**Task to carry out:**
Count how many lines of the data include "Extra". The answer is that number and nothing else.

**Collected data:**
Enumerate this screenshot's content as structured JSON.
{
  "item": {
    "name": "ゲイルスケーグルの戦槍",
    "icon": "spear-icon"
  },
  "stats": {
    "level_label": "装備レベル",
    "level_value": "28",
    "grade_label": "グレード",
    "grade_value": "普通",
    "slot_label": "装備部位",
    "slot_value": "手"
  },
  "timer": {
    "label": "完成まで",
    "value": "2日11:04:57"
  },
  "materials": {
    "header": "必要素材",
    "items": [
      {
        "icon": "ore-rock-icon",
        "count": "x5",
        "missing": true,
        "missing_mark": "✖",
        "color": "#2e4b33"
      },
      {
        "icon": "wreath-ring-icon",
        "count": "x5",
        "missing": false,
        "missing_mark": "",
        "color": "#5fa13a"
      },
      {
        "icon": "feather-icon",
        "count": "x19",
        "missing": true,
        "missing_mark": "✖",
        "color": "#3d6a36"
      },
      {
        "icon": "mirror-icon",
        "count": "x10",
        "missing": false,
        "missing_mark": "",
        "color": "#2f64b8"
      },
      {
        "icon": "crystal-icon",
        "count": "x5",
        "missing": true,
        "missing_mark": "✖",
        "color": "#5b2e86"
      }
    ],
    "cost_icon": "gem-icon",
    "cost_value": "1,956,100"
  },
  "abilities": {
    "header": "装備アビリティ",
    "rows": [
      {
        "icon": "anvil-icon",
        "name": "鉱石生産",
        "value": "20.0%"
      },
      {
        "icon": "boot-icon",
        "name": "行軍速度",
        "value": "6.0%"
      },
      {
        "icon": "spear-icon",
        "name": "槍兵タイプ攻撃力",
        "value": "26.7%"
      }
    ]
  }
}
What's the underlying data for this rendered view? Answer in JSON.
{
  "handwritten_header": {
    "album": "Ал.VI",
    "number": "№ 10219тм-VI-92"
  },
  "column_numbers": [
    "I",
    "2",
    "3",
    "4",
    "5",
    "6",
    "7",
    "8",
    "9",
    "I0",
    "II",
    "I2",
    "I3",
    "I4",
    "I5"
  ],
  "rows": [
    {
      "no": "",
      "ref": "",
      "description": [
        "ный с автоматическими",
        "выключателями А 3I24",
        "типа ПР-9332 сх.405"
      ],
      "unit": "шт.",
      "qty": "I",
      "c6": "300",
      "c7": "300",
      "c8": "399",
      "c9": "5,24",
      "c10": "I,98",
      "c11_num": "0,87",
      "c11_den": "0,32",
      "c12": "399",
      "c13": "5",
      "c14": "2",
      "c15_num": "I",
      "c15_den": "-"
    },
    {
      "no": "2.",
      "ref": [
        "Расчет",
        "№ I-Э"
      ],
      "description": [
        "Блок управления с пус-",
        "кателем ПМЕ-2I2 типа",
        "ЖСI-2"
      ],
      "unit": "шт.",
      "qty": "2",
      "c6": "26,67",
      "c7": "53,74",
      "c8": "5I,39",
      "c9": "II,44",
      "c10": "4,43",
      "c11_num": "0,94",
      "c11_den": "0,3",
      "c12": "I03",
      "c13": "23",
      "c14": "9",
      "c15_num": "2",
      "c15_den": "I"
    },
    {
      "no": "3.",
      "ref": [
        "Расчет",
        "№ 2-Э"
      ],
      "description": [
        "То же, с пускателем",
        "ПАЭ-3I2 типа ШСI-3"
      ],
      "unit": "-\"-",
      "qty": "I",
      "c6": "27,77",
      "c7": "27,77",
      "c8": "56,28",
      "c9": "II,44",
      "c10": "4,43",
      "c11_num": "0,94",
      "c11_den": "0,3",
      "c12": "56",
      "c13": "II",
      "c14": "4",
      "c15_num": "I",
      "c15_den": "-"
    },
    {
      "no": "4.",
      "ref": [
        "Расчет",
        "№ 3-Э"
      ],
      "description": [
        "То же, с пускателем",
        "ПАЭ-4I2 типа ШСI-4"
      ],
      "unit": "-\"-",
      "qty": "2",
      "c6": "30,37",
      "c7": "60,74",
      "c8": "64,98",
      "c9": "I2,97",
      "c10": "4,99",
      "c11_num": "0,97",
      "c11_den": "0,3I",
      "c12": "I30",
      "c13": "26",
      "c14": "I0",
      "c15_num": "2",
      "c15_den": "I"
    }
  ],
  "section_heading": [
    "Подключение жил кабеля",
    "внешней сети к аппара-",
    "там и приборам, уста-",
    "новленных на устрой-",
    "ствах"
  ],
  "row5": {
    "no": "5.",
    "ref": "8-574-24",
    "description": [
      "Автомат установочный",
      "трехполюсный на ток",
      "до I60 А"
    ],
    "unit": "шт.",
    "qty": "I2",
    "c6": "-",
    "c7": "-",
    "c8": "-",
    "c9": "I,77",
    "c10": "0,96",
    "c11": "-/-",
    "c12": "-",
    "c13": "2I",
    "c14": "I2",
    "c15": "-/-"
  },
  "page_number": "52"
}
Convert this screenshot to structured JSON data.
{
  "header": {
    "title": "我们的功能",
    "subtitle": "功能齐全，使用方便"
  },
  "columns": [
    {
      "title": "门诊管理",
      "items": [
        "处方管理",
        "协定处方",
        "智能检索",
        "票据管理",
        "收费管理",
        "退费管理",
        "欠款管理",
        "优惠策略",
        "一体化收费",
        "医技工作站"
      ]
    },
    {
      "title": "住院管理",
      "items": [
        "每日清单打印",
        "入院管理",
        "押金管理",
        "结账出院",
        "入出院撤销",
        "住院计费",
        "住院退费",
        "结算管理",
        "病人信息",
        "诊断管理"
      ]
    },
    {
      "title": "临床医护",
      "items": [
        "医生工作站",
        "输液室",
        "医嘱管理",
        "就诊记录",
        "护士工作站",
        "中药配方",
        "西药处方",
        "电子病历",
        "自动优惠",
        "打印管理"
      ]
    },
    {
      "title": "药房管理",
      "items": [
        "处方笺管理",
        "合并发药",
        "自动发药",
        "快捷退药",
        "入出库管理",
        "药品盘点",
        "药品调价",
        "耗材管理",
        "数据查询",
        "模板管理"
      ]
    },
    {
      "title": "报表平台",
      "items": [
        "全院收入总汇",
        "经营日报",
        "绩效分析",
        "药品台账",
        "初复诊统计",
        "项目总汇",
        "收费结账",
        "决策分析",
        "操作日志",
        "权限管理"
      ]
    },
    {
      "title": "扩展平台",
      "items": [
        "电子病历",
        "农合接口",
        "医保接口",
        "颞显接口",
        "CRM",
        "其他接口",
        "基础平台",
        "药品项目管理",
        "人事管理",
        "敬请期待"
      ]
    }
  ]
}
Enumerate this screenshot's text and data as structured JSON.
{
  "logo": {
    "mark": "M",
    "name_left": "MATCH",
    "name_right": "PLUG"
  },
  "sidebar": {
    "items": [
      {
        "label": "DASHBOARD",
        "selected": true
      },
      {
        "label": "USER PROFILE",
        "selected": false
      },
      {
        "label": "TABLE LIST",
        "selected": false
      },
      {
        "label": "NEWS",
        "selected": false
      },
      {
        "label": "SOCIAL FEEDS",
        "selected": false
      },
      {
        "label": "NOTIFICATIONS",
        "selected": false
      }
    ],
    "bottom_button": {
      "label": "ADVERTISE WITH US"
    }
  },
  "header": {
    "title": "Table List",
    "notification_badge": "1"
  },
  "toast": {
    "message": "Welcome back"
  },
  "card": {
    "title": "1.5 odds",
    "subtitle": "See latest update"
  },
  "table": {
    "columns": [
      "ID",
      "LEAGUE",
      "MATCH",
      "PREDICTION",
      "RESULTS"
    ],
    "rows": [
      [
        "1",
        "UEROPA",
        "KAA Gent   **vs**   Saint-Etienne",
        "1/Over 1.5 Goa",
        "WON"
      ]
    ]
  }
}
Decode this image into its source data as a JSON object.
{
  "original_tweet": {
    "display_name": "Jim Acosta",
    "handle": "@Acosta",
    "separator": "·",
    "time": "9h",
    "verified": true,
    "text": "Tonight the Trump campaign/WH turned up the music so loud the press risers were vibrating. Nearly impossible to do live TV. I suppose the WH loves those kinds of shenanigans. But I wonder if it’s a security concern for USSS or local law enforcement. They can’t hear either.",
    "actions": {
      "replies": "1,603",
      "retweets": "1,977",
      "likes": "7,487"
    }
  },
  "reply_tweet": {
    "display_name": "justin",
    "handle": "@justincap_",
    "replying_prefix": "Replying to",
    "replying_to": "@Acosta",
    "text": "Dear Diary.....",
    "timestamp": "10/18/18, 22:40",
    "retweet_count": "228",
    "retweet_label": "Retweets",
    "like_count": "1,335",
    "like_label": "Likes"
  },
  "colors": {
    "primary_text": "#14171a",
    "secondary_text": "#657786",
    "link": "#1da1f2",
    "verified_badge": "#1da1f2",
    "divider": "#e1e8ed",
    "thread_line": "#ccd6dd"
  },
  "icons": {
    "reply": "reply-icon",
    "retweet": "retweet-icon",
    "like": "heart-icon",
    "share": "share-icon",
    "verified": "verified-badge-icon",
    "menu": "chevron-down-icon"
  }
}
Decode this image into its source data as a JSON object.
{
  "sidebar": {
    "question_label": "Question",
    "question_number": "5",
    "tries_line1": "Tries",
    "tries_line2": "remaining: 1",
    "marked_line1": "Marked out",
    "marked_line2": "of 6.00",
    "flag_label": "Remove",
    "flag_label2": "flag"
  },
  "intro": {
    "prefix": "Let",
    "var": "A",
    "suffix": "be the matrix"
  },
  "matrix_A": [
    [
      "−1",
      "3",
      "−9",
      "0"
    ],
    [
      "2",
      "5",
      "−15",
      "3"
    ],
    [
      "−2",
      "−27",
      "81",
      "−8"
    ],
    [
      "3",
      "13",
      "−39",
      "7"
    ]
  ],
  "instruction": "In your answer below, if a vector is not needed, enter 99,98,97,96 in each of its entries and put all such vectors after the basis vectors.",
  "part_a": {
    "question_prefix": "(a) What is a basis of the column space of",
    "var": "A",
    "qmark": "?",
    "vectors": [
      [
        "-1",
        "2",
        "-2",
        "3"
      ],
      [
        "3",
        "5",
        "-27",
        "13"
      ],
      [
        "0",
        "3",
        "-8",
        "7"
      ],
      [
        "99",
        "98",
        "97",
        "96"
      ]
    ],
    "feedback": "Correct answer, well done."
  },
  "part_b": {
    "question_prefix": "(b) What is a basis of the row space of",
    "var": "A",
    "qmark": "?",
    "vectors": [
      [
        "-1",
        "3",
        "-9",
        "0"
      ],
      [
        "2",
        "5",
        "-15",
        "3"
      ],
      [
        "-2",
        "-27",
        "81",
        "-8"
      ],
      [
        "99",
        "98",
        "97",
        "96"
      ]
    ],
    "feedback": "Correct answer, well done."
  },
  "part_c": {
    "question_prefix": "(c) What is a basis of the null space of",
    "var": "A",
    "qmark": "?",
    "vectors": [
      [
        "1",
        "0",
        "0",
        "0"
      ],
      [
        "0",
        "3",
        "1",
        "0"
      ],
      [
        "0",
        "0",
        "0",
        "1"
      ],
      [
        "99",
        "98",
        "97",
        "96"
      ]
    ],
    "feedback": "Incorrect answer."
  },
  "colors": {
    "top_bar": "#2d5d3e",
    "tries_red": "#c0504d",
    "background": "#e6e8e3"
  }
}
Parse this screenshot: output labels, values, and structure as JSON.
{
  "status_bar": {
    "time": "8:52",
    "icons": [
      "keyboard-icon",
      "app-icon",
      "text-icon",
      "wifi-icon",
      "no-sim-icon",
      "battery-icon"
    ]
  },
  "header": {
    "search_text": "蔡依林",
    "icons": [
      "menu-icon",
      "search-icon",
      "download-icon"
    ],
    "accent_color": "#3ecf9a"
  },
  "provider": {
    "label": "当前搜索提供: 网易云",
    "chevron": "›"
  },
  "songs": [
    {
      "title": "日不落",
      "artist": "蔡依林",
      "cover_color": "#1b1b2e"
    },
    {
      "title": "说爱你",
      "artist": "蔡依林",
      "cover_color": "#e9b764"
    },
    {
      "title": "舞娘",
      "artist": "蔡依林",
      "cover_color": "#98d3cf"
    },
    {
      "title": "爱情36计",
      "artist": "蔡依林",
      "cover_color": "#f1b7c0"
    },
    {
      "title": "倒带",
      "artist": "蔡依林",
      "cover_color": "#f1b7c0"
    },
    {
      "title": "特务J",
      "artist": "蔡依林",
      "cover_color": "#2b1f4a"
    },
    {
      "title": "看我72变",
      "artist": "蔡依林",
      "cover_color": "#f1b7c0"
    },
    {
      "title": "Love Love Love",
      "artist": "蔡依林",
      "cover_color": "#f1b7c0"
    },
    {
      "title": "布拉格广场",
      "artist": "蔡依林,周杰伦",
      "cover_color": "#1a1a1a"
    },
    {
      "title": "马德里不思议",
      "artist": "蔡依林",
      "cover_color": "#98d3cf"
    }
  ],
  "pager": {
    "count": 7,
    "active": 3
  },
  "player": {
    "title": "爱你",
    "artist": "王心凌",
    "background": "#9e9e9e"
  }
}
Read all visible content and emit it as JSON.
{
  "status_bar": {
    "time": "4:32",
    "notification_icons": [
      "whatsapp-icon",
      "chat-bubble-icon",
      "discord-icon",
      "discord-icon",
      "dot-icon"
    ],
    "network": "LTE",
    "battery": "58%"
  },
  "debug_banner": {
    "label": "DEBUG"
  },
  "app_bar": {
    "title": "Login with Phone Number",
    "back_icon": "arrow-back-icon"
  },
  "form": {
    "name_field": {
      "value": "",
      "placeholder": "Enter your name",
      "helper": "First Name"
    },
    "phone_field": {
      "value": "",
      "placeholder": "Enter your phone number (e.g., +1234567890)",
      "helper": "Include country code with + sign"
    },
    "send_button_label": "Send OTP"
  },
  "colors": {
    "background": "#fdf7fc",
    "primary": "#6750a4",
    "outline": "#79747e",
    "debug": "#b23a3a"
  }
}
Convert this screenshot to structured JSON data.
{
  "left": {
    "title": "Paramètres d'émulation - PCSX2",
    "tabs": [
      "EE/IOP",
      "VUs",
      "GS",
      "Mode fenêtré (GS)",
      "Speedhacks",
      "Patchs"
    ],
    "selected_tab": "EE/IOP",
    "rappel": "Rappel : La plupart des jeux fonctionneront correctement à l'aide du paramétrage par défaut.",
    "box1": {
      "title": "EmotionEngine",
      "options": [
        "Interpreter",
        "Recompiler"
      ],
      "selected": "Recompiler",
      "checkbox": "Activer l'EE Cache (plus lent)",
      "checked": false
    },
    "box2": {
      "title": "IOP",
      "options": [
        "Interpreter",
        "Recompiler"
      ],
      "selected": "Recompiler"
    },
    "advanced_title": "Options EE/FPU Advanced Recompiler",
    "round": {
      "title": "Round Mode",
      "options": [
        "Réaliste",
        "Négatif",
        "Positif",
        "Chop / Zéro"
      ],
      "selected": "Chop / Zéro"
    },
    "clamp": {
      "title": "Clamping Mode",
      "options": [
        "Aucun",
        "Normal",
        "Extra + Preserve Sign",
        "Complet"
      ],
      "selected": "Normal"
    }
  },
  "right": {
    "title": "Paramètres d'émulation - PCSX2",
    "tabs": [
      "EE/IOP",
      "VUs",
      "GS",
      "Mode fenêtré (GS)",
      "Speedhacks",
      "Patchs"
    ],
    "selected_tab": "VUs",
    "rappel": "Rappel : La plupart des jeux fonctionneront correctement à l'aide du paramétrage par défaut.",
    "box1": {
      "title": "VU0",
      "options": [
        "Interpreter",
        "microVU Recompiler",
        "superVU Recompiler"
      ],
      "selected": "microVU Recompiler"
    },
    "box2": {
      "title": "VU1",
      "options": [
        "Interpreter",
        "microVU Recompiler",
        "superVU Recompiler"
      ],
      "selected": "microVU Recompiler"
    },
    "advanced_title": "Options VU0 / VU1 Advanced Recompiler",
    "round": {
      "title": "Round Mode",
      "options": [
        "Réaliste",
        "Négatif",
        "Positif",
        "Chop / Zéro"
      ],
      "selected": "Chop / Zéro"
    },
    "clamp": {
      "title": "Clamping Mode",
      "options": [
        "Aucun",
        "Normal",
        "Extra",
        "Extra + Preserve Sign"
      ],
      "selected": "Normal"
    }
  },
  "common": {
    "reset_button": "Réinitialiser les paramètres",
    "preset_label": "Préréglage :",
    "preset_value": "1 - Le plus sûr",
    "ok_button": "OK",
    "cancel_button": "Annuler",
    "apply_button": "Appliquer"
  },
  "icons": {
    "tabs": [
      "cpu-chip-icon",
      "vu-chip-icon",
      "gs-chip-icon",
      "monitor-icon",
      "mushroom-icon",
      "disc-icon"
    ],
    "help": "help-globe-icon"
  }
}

**Solution:**
3